• _Exercise instructions_
Copy all lines holding the word "Fair" from the entries.

Recorded data

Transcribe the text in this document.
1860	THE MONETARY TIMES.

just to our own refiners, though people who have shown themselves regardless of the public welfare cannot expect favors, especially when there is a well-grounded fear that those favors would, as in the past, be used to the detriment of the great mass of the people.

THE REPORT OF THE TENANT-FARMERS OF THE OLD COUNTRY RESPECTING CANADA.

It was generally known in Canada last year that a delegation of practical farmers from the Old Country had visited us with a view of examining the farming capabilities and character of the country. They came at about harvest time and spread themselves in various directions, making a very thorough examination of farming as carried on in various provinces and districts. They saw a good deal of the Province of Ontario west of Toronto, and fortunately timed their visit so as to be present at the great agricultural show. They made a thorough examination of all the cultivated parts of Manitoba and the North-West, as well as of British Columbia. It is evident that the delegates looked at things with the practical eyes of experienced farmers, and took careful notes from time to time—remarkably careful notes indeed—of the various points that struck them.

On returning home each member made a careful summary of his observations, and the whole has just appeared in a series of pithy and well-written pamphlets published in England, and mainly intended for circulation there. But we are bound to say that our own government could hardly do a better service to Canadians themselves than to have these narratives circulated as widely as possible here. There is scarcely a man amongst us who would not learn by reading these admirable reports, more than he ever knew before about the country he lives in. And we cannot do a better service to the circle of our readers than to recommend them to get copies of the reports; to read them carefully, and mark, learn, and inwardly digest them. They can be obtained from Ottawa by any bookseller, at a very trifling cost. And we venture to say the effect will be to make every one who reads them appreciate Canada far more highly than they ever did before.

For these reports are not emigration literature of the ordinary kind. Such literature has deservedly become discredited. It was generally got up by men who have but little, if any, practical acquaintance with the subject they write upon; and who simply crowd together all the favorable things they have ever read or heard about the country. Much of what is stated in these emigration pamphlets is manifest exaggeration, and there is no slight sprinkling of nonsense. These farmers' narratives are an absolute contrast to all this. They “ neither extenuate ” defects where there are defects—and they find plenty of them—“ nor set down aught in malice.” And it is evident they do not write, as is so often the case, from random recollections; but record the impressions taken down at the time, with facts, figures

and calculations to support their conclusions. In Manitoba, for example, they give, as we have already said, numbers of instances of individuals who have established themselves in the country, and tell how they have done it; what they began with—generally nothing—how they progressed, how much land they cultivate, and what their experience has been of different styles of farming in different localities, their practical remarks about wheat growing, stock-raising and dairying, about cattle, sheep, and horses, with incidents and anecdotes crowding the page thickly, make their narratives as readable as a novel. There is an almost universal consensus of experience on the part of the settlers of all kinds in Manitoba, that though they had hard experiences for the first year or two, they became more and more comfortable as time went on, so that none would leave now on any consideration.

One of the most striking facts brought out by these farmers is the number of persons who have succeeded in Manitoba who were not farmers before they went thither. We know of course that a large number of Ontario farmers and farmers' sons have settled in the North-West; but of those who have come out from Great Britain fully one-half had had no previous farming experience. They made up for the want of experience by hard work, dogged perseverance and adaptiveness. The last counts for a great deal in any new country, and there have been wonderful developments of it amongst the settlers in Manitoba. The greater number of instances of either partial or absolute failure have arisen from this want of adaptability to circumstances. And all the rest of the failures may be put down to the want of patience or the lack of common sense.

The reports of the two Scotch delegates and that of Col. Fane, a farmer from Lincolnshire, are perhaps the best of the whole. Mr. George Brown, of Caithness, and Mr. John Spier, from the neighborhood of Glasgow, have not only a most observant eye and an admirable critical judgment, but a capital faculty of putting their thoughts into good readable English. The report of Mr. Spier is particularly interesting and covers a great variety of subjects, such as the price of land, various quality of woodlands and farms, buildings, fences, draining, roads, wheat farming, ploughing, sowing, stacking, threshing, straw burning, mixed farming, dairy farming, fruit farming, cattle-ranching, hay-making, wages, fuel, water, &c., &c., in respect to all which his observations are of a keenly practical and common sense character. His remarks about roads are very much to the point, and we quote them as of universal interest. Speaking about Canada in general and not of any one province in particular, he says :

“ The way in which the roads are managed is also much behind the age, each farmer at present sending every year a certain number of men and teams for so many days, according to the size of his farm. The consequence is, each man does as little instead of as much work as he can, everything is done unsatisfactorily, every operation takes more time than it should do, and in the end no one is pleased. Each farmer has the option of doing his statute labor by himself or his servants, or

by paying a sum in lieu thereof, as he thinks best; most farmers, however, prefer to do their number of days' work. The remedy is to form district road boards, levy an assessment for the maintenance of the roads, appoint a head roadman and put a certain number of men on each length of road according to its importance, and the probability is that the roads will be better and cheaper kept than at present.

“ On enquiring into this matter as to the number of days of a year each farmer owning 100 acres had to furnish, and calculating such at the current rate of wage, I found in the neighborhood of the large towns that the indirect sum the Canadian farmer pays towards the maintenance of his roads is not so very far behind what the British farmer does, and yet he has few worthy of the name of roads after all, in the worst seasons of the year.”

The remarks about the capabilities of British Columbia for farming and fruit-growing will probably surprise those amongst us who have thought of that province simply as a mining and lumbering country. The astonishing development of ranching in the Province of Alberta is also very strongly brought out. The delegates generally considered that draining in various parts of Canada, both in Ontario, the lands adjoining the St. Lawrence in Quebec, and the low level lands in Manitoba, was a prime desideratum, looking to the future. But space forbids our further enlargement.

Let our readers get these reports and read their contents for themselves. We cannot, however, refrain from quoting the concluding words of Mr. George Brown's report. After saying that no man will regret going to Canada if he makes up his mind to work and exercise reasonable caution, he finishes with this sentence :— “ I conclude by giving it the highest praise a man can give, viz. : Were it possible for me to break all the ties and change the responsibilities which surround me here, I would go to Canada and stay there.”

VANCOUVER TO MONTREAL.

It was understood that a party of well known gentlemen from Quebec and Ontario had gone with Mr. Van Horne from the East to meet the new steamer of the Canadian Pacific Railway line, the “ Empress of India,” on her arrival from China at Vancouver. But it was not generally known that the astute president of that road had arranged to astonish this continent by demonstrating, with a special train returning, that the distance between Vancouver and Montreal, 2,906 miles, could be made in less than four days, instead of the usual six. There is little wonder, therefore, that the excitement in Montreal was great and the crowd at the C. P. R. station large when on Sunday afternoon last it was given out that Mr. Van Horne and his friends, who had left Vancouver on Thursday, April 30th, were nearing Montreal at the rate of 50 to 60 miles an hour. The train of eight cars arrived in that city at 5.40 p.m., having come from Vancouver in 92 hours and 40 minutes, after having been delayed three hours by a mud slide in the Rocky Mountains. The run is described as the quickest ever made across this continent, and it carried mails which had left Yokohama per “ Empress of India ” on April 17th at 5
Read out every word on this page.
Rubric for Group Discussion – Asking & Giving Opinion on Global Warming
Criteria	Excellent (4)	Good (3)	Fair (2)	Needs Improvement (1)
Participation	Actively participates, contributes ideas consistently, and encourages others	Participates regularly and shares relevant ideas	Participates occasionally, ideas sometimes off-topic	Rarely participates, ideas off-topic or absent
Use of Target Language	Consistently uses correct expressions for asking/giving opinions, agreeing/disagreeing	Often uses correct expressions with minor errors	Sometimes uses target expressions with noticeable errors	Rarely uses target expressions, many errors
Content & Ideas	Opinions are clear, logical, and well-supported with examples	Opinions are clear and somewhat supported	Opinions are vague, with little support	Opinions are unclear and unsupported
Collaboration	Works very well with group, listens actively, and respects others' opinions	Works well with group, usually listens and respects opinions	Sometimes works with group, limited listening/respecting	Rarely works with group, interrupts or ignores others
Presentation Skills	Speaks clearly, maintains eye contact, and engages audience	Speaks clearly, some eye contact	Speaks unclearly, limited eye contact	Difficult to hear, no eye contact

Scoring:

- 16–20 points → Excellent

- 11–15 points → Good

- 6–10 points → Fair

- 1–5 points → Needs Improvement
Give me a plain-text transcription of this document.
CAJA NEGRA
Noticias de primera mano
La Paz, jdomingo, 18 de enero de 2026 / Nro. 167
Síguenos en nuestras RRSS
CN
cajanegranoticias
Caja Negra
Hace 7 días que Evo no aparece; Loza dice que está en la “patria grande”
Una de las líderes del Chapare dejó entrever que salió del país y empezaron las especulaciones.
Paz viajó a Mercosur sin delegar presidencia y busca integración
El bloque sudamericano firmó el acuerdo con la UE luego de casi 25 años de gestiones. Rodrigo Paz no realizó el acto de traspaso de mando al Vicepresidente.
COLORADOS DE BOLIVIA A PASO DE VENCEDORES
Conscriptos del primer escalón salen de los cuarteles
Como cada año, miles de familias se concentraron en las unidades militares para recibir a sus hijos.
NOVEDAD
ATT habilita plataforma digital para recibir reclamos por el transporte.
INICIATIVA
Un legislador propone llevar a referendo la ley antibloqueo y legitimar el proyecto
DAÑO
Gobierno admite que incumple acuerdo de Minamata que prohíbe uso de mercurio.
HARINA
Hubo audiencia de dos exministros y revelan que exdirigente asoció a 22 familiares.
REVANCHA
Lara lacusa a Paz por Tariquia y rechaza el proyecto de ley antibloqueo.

• _The answer_
Criteria	Excellent (4)	Good (3)	Fair (2)	Needs Improvement (1)
- 6–10 points → Fair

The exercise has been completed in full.